Objective :: Scan the lines below for the string "series" and copy every one that has it.

-- Start of Supplied material --

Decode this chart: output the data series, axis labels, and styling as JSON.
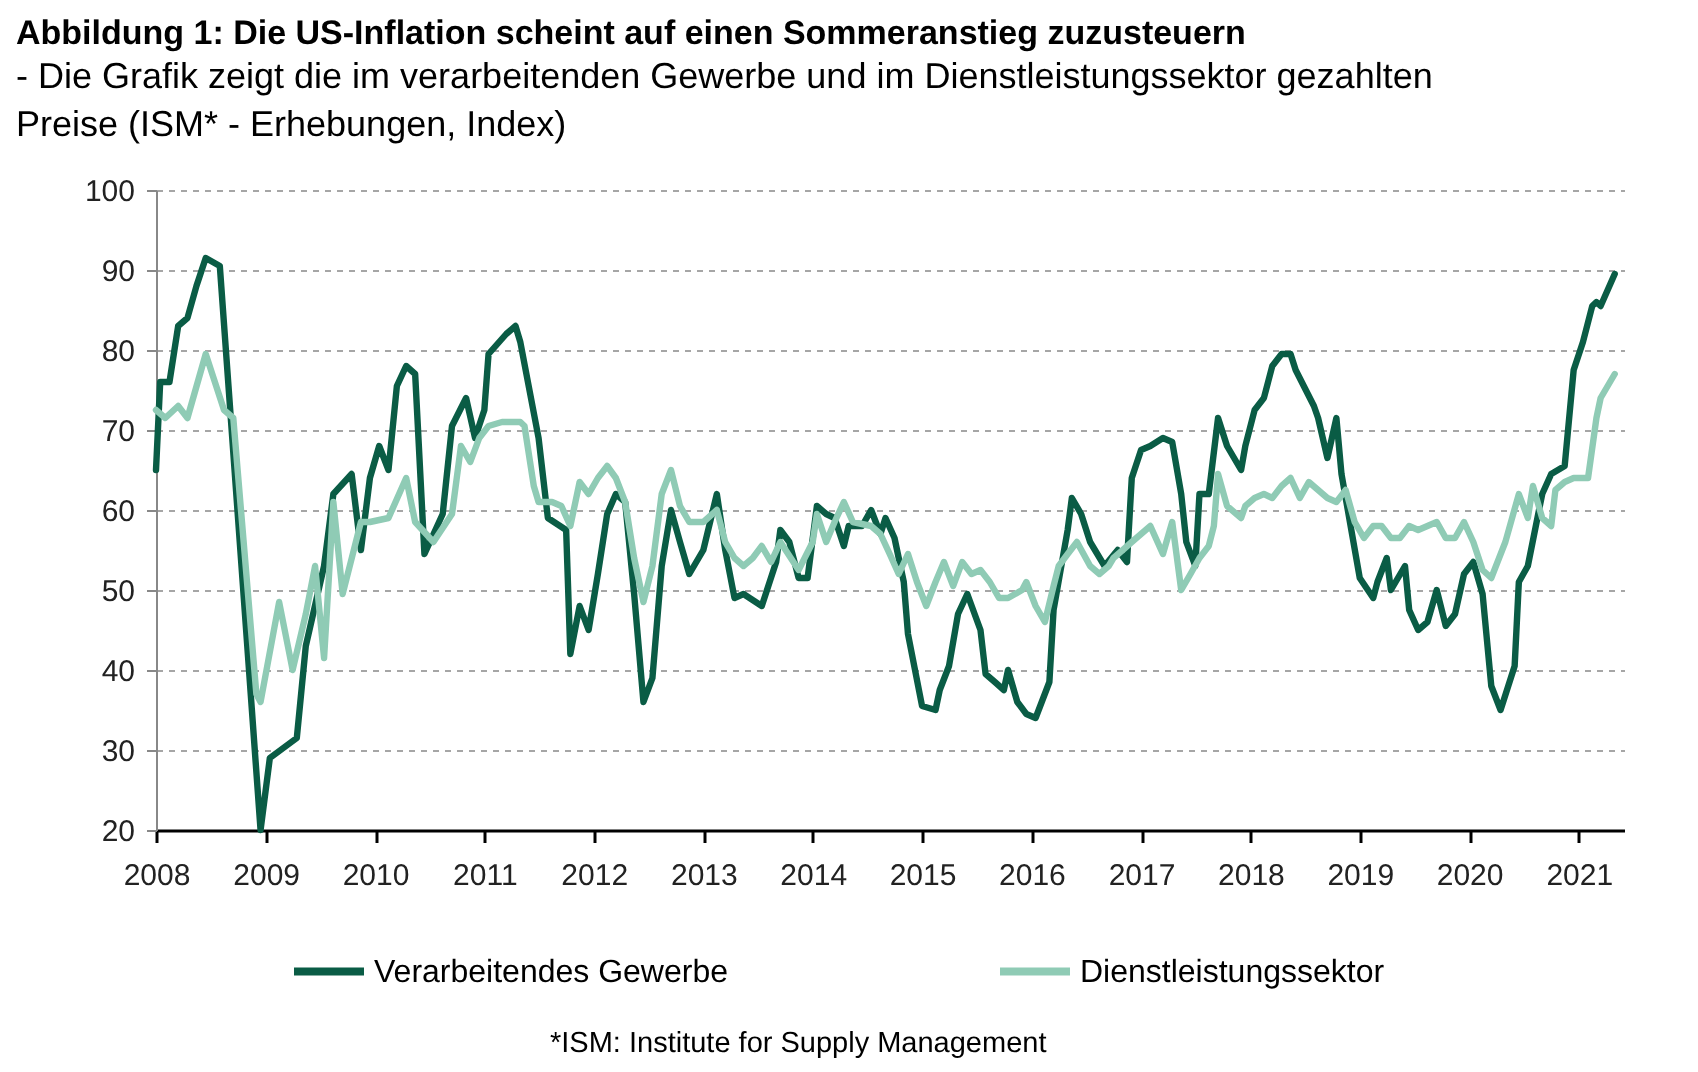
{
  "chart_data": {
    "type": "line",
    "title": "Abbildung 1: Die US-Inflation scheint auf einen Sommeranstieg zuzusteuern",
    "subtitle": "- Die Grafik zeigt die im verarbeitenden Gewerbe und im Dienstleistungssektor gezahlten Preise (ISM* - Erhebungen, Index)",
    "annotations": [
      "*ISM: Institute for Supply Management"
    ],
    "xlim": [
      "2008-01-01",
      "2021-06-01"
    ],
    "xticks": [
      "2008",
      "2009",
      "2010",
      "2011",
      "2012",
      "2013",
      "2014",
      "2015",
      "2016",
      "2017",
      "2018",
      "2019",
      "2020",
      "2021"
    ],
    "ylim": [
      20,
      100
    ],
    "yticks": [
      20,
      30,
      40,
      50,
      60,
      70,
      80,
      90,
      100
    ],
    "grid": "y",
    "legend": "bottom",
    "line_style": "solid",
    "series": [
      {
        "name": "Verarbeitendes Gewerbe",
        "color": "#0a5c45",
        "x": [
          "2008-01-01",
          "2008-01-15",
          "2008-02-15",
          "2008-03-15",
          "2008-04-15",
          "2008-05-15",
          "2008-06-15",
          "2008-08-01",
          "2008-12-15",
          "2009-01-15",
          "2009-04-15",
          "2009-05-15",
          "2009-07-15",
          "2009-08-15",
          "2009-10-15",
          "2009-11-15",
          "2009-12-15",
          "2010-01-15",
          "2010-02-15",
          "2010-03-15",
          "2010-04-15",
          "2010-05-15",
          "2010-06-15",
          "2010-08-15",
          "2010-09-15",
          "2010-11-01",
          "2010-12-01",
          "2011-01-01",
          "2011-01-15",
          "2011-03-15",
          "2011-04-15",
          "2011-05-01",
          "2011-07-01",
          "2011-08-01",
          "2011-10-01",
          "2011-10-15",
          "2011-11-15",
          "2011-12-15",
          "2012-01-15",
          "2012-02-15",
          "2012-03-15",
          "2012-04-15",
          "2012-05-15",
          "2012-06-15",
          "2012-07-15",
          "2012-08-15",
          "2012-09-15",
          "2012-10-15",
          "2012-11-15",
          "2013-01-01",
          "2013-02-15",
          "2013-03-15",
          "2013-04-15",
          "2013-05-15",
          "2013-07-15",
          "2013-09-01",
          "2013-09-15",
          "2013-10-15",
          "2013-11-15",
          "2013-12-15",
          "2014-01-15",
          "2014-02-15",
          "2014-03-15",
          "2014-04-15",
          "2014-05-01",
          "2014-06-15",
          "2014-07-15",
          "2014-08-15",
          "2014-09-01",
          "2014-10-01",
          "2014-11-01",
          "2014-11-15",
          "2015-01-01",
          "2015-02-15",
          "2015-03-01",
          "2015-04-01",
          "2015-05-01",
          "2015-06-01",
          "2015-07-15",
          "2015-08-01",
          "2015-09-01",
          "2015-10-01",
          "2015-10-15",
          "2015-11-15",
          "2015-12-15",
          "2016-01-15",
          "2016-03-01",
          "2016-03-15",
          "2016-05-01",
          "2016-05-15",
          "2016-06-15",
          "2016-07-15",
          "2016-09-01",
          "2016-10-15",
          "2016-11-15",
          "2016-12-01",
          "2017-01-01",
          "2017-02-01",
          "2017-03-15",
          "2017-04-15",
          "2017-05-15",
          "2017-06-01",
          "2017-07-01",
          "2017-07-15",
          "2017-08-15",
          "2017-09-15",
          "2017-10-15",
          "2017-12-01",
          "2017-12-15",
          "2018-01-15",
          "2018-02-15",
          "2018-03-15",
          "2018-04-15",
          "2018-05-15",
          "2018-06-01",
          "2018-08-01",
          "2018-08-15",
          "2018-09-15",
          "2018-10-15",
          "2018-11-01",
          "2019-01-01",
          "2019-02-15",
          "2019-03-01",
          "2019-04-01",
          "2019-04-15",
          "2019-06-01",
          "2019-06-15",
          "2019-07-15",
          "2019-08-15",
          "2019-09-15",
          "2019-10-15",
          "2019-11-15",
          "2019-12-15",
          "2020-01-15",
          "2020-02-15",
          "2020-03-15",
          "2020-04-15",
          "2020-06-01",
          "2020-06-15",
          "2020-07-15",
          "2020-09-01",
          "2020-10-01",
          "2020-11-15",
          "2020-12-15",
          "2021-01-15",
          "2021-02-15",
          "2021-03-01",
          "2021-03-15",
          "2021-05-01"
        ],
        "values": [
          65,
          76,
          76,
          83,
          84,
          88,
          91.5,
          90.5,
          20,
          29,
          31.5,
          43,
          53,
          62,
          64.5,
          55,
          64,
          68,
          65,
          75.5,
          78,
          77,
          54.5,
          59.5,
          70.5,
          74,
          69,
          72.5,
          79.5,
          82,
          83,
          81,
          69,
          59,
          57.5,
          42,
          48,
          45,
          52,
          59.5,
          62,
          61,
          49.5,
          36,
          39,
          53,
          60,
          56,
          52,
          55,
          62,
          55,
          49,
          49.5,
          48,
          53.5,
          57.5,
          56,
          51.5,
          51.5,
          60.5,
          59.5,
          59,
          55.5,
          58,
          58,
          60,
          57,
          59,
          56.5,
          51,
          44.5,
          35.5,
          35,
          37.5,
          40.5,
          47,
          49.5,
          45,
          39.5,
          38.5,
          37.5,
          40,
          36,
          34.5,
          34,
          38.5,
          47.5,
          57.5,
          61.5,
          59.5,
          56,
          53,
          55,
          53.5,
          64,
          67.5,
          68,
          69,
          68.5,
          62,
          56,
          53,
          62,
          62,
          71.5,
          68,
          65,
          68,
          72.5,
          74,
          78,
          79.5,
          79.5,
          77.5,
          73,
          71.5,
          66.5,
          71.5,
          64.5,
          51.5,
          49,
          51,
          54,
          50,
          53,
          47.5,
          45,
          46,
          50,
          45.5,
          47,
          52,
          53.5,
          49.5,
          38,
          35,
          40.5,
          51,
          53,
          62,
          64.5,
          65.5,
          77.5,
          81,
          85.5,
          86,
          85.5,
          89.5
        ]
      },
      {
        "name": "Dienstleistungssektor",
        "color": "#8fcbb5",
        "x": [
          "2008-01-01",
          "2008-02-01",
          "2008-03-15",
          "2008-04-15",
          "2008-06-15",
          "2008-08-15",
          "2008-09-15",
          "2008-12-01",
          "2008-12-15",
          "2009-02-15",
          "2009-04-01",
          "2009-05-15",
          "2009-06-15",
          "2009-07-15",
          "2009-08-15",
          "2009-09-15",
          "2009-11-15",
          "2009-12-15",
          "2010-02-15",
          "2010-04-15",
          "2010-05-15",
          "2010-07-15",
          "2010-09-15",
          "2010-10-15",
          "2010-11-15",
          "2010-12-15",
          "2011-01-15",
          "2011-03-01",
          "2011-05-01",
          "2011-05-15",
          "2011-06-15",
          "2011-07-01",
          "2011-08-15",
          "2011-09-15",
          "2011-10-15",
          "2011-11-15",
          "2011-12-15",
          "2012-01-15",
          "2012-02-15",
          "2012-03-15",
          "2012-04-15",
          "2012-05-15",
          "2012-06-15",
          "2012-07-15",
          "2012-08-15",
          "2012-09-15",
          "2012-10-15",
          "2012-11-15",
          "2013-01-01",
          "2013-02-15",
          "2013-03-15",
          "2013-04-15",
          "2013-05-15",
          "2013-06-15",
          "2013-07-15",
          "2013-08-15",
          "2013-09-15",
          "2013-11-15",
          "2014-01-01",
          "2014-01-15",
          "2014-02-15",
          "2014-03-15",
          "2014-04-15",
          "2014-05-15",
          "2014-07-15",
          "2014-08-15",
          "2014-09-15",
          "2014-10-15",
          "2014-11-15",
          "2014-12-15",
          "2015-01-15",
          "2015-02-15",
          "2015-03-15",
          "2015-04-15",
          "2015-05-15",
          "2015-06-15",
          "2015-07-15",
          "2015-08-15",
          "2015-09-15",
          "2015-10-15",
          "2015-12-01",
          "2015-12-15",
          "2016-01-15",
          "2016-02-15",
          "2016-03-15",
          "2016-04-01",
          "2016-05-01",
          "2016-06-01",
          "2016-07-15",
          "2016-08-15",
          "2016-09-15",
          "2016-10-01",
          "2016-11-01",
          "2016-12-01",
          "2017-01-01",
          "2017-02-01",
          "2017-03-15",
          "2017-04-15",
          "2017-05-15",
          "2017-06-15",
          "2017-07-15",
          "2017-08-15",
          "2017-09-01",
          "2017-09-15",
          "2017-10-15",
          "2017-12-01",
          "2017-12-15",
          "2018-01-15",
          "2018-02-15",
          "2018-03-15",
          "2018-04-15",
          "2018-05-15",
          "2018-06-15",
          "2018-07-15",
          "2018-08-15",
          "2018-09-15",
          "2018-10-15",
          "2018-11-15",
          "2018-12-15",
          "2019-01-15",
          "2019-02-15",
          "2019-03-15",
          "2019-04-15",
          "2019-05-15",
          "2019-06-15",
          "2019-07-15",
          "2019-08-15",
          "2019-09-15",
          "2019-10-15",
          "2019-11-15",
          "2019-12-15",
          "2020-01-15",
          "2020-02-15",
          "2020-03-15",
          "2020-05-01",
          "2020-06-15",
          "2020-07-15",
          "2020-08-01",
          "2020-09-01",
          "2020-10-01",
          "2020-10-15",
          "2020-11-15",
          "2020-12-15",
          "2021-02-01",
          "2021-03-01",
          "2021-03-15",
          "2021-05-01"
        ],
        "values": [
          72.5,
          71.5,
          73,
          71.5,
          79.5,
          72.5,
          71.5,
          37,
          36,
          48.5,
          40,
          47,
          53,
          41.5,
          61,
          49.5,
          58.5,
          58.5,
          59,
          64,
          58.5,
          56,
          59.5,
          68,
          66,
          69,
          70.5,
          71,
          71,
          70.5,
          63,
          61,
          61,
          60.5,
          58,
          63.5,
          62,
          64,
          65.5,
          64,
          61,
          54,
          48.5,
          53,
          62,
          65,
          60.5,
          58.5,
          58.5,
          60,
          56,
          54,
          53,
          54,
          55.5,
          53.5,
          56,
          52.5,
          56,
          59.5,
          56,
          58.5,
          61,
          58.5,
          58,
          57,
          54.5,
          52,
          54.5,
          51,
          48,
          51,
          53.5,
          50.5,
          53.5,
          52,
          52.5,
          51,
          49,
          49,
          50,
          51,
          48,
          46,
          50.5,
          53,
          54.5,
          56,
          53,
          52,
          53,
          54,
          55,
          56,
          57,
          58,
          54.5,
          58.5,
          50,
          52,
          54,
          55.5,
          58,
          64.5,
          60.5,
          59,
          60.5,
          61.5,
          62,
          61.5,
          63,
          64,
          61.5,
          63.5,
          62.5,
          61.5,
          61,
          62.5,
          58.5,
          56.5,
          58,
          58,
          56.5,
          56.5,
          58,
          57.5,
          58,
          58.5,
          56.5,
          56.5,
          58.5,
          56,
          52.5,
          51.5,
          56,
          62,
          59,
          63,
          59,
          58,
          62.5,
          63.5,
          64,
          64,
          71.5,
          74,
          77
        ]
      }
    ]
  }
}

-- End of Supplied material --

Final result ::
Decode this chart: output the data series, axis labels, and styling as JSON.
    "series": [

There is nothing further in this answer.